▶ **Set exercise**: Please copy the entries below word for word, leaving out the pictures.

>> start Supplied records

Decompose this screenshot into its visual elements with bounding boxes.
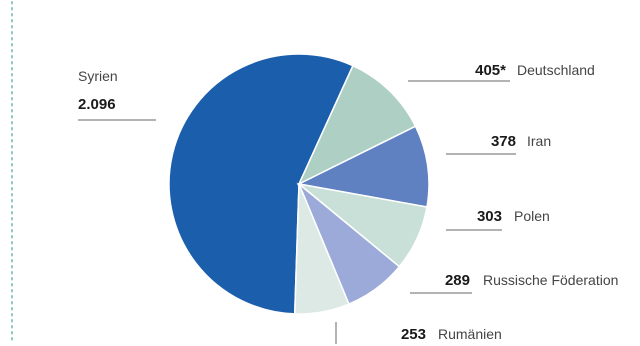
slice-value-iran: 378: [491, 133, 516, 150]
pie-slice-iran: [296, 125, 430, 208]
slice-value-russische-foederation: 289: [445, 272, 470, 289]
pie-slice-deutschland: [297, 64, 417, 186]
pie-slices: [168, 53, 430, 315]
slice-label-syrien: Syrien: [78, 68, 118, 84]
slice-label-deutschland: Deutschland: [517, 62, 595, 78]
pie-slice-rumänien: [293, 183, 350, 315]
slice-value-polen: 303: [477, 208, 502, 225]
slice-value-deutschland: 405*: [475, 62, 506, 79]
slice-label-russische-foederation: Russische Föderation: [483, 272, 618, 288]
slice-label-polen: Polen: [514, 208, 550, 224]
slice-value-rumaenien: 253: [401, 326, 426, 343]
pie-labels: Syrien 2.096 405* Deutschland 378 Iran 3…: [78, 62, 618, 344]
slice-label-rumaenien: Rumänien: [438, 326, 502, 342]
pie-slice-syrien: [168, 53, 354, 315]
slice-label-iran: Iran: [527, 133, 551, 149]
slice-value-syrien: 2.096: [78, 96, 116, 113]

>> end Supplied records

▶ **Solution**:
Decompose this screenshot into its visual elements with bounding boxes.
slice-value-iran: 378: [491, 133, 516, 150]
pie-slice-iran: [296, 125, 430, 208]
slice-value-russische-foederation: 289: [445, 272, 470, 289]
pie-slice-deutschland: [297, 64, 417, 186]
pie-slices: [168, 53, 430, 315]
slice-label-syrien: Syrien: [78, 68, 118, 84]
slice-label-deutschland: Deutschland: [517, 62, 595, 78]
pie-slice-rumänien: [293, 183, 350, 315]
slice-value-polen: 303: [477, 208, 502, 225]
slice-value-deutschland: 405*: [475, 62, 506, 79]
slice-label-russische-foederation: Russische Föderation: [483, 272, 618, 288]
slice-label-polen: Polen: [514, 208, 550, 224]
slice-value-rumaenien: 253: [401, 326, 426, 343]
pie-labels: Syrien 2.096 405* Deutschland 378 Iran 3…: [78, 62, 618, 344]
slice-label-rumaenien: Rumänien: [438, 326, 502, 342]
pie-slice-syrien: [168, 53, 354, 315]
slice-label-iran: Iran: [527, 133, 551, 149]
slice-value-syrien: 2.096: [78, 96, 116, 113]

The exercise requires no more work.